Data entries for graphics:
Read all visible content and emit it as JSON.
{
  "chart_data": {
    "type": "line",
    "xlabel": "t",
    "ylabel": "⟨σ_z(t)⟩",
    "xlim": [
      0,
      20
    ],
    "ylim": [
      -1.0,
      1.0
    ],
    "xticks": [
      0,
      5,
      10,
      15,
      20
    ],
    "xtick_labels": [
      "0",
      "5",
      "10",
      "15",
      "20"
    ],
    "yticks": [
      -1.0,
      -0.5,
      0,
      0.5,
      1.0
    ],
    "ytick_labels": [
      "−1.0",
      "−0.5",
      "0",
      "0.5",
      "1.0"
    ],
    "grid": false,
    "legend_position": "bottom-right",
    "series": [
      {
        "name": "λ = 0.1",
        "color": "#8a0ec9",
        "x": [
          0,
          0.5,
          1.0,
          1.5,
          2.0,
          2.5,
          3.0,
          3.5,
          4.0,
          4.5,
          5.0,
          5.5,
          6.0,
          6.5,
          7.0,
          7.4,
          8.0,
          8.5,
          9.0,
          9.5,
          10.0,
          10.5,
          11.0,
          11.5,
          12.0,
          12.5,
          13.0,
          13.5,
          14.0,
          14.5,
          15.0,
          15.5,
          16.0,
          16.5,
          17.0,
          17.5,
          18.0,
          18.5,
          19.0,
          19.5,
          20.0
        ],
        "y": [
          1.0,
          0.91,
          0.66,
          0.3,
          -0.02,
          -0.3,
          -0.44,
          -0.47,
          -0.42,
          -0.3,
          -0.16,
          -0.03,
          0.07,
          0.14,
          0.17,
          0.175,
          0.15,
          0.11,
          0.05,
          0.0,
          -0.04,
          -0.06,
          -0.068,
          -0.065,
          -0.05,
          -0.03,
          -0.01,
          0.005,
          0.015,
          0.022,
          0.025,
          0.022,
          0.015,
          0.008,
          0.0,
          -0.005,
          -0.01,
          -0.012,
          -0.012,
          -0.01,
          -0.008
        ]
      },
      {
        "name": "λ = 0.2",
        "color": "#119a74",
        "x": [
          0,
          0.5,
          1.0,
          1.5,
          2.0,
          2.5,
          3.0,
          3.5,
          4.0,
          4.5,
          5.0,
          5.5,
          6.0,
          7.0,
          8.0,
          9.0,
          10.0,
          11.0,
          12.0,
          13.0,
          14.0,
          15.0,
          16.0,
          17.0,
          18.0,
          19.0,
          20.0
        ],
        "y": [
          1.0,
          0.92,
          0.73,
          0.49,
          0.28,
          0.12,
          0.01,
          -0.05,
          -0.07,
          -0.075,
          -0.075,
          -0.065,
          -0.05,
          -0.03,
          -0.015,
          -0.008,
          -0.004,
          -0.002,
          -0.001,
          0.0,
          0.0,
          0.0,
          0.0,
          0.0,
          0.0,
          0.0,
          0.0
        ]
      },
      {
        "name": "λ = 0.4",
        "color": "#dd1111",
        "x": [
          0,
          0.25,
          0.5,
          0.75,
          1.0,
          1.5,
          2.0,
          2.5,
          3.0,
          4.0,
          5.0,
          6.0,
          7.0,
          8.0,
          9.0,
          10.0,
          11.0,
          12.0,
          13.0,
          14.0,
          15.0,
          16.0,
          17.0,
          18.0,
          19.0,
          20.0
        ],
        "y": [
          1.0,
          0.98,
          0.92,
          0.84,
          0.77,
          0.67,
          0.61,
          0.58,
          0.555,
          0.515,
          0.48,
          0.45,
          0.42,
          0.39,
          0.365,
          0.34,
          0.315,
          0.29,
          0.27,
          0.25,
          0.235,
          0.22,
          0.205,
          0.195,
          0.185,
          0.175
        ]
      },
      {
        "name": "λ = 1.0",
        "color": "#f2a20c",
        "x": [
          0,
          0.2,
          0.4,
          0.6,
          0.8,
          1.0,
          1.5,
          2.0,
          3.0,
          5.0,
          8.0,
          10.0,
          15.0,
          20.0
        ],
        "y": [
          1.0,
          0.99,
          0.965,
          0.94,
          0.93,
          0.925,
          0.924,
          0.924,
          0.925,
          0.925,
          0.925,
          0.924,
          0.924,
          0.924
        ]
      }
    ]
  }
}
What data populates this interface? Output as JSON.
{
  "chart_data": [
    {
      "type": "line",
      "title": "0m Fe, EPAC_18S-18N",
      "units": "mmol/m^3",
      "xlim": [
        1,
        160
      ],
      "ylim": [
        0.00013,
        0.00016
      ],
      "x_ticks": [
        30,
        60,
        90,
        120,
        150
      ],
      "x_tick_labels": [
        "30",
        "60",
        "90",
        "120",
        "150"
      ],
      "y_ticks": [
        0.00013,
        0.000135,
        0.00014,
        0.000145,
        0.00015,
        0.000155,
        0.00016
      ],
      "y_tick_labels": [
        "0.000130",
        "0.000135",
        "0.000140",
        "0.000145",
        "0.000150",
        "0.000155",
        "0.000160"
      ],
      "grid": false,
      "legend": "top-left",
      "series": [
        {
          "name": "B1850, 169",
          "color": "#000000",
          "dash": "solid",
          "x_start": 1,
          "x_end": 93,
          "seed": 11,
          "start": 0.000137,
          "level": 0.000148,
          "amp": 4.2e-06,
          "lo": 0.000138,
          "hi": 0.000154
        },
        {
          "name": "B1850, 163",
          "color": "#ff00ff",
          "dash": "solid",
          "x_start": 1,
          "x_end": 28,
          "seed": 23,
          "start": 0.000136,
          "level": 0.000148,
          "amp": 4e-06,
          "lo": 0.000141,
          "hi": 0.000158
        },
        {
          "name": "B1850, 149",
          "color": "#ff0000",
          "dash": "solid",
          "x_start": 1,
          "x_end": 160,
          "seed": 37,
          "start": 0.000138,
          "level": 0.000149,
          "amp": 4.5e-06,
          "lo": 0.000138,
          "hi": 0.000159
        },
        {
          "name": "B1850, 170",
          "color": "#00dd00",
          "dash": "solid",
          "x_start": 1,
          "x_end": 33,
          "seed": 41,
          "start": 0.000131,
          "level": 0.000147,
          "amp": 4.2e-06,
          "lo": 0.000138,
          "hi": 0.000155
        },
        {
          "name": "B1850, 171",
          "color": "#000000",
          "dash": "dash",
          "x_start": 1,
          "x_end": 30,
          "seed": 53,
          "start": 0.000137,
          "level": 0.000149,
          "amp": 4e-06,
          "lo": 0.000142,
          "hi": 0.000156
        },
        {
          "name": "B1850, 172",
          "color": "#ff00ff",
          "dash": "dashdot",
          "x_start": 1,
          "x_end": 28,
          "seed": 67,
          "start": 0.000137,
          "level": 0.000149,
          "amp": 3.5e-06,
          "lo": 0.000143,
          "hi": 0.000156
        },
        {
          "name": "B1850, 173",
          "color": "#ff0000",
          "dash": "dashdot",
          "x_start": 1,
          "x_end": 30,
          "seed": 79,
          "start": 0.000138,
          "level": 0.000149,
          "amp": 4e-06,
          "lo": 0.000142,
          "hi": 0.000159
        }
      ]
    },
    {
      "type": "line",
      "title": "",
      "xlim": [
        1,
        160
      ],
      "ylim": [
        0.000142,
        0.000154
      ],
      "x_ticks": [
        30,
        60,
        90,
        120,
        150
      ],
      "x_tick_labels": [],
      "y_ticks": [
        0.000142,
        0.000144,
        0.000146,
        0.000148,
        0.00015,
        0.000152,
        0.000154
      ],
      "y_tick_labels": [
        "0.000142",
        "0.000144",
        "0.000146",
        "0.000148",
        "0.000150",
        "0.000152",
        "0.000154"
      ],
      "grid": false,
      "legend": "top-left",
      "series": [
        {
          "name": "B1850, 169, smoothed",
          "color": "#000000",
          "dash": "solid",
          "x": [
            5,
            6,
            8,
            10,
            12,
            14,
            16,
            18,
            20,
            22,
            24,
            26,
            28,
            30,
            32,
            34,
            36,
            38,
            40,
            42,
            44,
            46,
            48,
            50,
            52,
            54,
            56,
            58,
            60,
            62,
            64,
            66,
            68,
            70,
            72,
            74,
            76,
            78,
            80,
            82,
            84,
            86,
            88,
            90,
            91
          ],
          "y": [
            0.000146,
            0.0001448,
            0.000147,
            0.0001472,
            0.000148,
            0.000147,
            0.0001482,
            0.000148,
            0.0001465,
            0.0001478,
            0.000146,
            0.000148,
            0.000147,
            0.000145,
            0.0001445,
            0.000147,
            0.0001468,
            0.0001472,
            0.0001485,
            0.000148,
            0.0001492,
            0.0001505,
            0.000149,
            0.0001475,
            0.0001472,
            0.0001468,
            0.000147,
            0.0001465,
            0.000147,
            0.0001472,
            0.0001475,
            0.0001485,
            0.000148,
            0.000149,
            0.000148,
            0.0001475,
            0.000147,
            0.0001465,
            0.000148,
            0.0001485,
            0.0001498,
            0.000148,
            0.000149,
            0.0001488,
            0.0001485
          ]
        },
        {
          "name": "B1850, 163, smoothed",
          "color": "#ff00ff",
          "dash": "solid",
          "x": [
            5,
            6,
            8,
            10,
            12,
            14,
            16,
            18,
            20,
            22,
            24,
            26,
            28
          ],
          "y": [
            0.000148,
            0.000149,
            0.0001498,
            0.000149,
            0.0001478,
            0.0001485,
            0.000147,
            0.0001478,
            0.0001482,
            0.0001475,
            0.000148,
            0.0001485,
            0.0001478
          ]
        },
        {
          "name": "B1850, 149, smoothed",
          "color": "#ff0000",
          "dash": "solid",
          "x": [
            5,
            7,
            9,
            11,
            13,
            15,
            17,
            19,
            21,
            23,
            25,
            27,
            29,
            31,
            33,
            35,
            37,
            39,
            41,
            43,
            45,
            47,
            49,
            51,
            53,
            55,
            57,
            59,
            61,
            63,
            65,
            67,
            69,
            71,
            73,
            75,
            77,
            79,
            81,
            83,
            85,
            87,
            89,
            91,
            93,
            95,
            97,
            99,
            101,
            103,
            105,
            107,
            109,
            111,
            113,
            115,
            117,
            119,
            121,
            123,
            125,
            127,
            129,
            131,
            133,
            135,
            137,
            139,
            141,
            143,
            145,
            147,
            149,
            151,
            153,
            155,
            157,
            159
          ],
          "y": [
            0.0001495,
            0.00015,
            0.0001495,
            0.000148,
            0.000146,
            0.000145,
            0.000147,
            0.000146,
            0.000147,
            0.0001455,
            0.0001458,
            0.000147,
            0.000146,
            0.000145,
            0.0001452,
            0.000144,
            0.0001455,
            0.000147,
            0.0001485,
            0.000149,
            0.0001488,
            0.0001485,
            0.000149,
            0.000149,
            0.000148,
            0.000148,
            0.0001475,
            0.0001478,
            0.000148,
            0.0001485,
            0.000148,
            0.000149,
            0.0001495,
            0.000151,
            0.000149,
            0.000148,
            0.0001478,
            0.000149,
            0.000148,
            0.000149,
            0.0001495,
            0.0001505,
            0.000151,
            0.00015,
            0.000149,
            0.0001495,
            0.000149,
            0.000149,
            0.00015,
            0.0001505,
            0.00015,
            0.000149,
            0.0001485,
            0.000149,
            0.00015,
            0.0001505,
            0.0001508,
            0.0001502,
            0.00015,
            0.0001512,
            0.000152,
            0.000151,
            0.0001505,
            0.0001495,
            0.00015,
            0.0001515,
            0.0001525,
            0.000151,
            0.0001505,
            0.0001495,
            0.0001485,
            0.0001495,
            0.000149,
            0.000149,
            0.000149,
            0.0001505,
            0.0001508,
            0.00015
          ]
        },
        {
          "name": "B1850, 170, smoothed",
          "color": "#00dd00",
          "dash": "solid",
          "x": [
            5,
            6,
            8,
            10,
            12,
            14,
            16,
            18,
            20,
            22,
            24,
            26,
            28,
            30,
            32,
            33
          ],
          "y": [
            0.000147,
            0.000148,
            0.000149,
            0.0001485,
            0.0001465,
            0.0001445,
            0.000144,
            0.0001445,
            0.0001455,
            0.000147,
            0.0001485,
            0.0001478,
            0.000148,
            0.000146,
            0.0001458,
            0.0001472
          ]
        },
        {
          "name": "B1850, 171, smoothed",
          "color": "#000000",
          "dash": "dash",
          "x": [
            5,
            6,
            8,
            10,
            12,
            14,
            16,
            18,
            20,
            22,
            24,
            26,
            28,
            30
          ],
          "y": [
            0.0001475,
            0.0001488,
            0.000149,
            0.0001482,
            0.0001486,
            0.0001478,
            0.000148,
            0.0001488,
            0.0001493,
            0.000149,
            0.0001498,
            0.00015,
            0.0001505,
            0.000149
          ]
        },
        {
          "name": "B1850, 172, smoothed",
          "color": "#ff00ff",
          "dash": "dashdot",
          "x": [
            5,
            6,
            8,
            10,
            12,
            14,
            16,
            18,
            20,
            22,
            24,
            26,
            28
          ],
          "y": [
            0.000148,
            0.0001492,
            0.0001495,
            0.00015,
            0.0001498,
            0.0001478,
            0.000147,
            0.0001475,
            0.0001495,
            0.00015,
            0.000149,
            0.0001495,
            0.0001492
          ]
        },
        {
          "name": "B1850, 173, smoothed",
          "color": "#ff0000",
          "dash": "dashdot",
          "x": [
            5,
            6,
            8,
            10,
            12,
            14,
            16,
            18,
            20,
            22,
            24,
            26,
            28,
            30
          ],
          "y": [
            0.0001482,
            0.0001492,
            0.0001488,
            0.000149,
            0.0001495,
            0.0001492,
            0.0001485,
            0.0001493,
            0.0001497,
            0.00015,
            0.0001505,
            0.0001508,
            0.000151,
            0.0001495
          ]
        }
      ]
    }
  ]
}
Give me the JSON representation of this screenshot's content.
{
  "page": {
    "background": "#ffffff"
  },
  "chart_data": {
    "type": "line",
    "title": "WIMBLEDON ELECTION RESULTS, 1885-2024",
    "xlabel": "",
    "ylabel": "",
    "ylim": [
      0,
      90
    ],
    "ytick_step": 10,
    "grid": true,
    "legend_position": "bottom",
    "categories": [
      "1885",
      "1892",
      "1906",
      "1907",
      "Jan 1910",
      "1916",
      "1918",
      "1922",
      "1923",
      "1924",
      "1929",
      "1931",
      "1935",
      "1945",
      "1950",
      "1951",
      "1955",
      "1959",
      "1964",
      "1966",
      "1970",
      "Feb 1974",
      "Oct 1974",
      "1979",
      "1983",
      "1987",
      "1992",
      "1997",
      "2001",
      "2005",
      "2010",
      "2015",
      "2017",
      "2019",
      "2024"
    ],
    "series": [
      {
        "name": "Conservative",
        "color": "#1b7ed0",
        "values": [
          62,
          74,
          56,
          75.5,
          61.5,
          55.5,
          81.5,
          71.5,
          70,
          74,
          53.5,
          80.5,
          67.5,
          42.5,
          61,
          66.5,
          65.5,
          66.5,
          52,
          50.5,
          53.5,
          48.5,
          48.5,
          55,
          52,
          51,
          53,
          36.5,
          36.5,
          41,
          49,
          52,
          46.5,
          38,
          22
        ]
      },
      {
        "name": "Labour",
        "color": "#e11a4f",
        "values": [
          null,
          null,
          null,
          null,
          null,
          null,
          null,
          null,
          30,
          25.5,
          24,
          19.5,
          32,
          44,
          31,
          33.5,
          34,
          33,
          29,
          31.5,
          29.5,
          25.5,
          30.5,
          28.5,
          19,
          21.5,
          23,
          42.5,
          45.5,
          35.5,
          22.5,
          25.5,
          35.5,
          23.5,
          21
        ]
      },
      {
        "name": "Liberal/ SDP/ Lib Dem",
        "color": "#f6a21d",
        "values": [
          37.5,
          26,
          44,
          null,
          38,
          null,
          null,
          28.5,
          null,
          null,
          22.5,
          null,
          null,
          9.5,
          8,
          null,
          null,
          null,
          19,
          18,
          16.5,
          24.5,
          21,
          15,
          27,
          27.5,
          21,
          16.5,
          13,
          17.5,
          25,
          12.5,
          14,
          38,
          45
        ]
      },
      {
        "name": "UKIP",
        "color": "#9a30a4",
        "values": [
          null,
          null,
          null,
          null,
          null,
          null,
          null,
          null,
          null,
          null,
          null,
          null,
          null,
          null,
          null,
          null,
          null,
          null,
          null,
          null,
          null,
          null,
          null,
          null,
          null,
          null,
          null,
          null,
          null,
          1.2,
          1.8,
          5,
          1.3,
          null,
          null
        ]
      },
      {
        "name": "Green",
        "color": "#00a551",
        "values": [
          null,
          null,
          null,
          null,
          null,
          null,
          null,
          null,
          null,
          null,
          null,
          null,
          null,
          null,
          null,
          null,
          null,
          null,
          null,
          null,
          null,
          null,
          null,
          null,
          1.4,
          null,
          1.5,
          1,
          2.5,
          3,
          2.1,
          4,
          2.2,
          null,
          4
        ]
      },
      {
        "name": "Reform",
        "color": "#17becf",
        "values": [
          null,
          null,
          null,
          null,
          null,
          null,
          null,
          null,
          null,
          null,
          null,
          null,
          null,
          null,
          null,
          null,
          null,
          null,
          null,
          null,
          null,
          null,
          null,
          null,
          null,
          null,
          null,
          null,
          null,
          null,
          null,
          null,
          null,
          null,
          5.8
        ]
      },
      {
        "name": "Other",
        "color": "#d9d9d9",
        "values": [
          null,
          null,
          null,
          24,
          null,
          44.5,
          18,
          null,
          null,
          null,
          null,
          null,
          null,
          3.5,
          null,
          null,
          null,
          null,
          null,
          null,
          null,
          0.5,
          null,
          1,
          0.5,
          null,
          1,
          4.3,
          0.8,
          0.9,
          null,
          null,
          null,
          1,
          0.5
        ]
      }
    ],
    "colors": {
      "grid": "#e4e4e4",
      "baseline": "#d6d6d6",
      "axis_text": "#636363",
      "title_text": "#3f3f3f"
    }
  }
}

What the task asks — Select every line above that contains the word "seed", and copy it.

Complete response —
          "seed": 11,
          "seed": 23,
          "seed": 37,
          "seed": 41,
          "seed": 53,
          "seed": 67,
          "seed": 79,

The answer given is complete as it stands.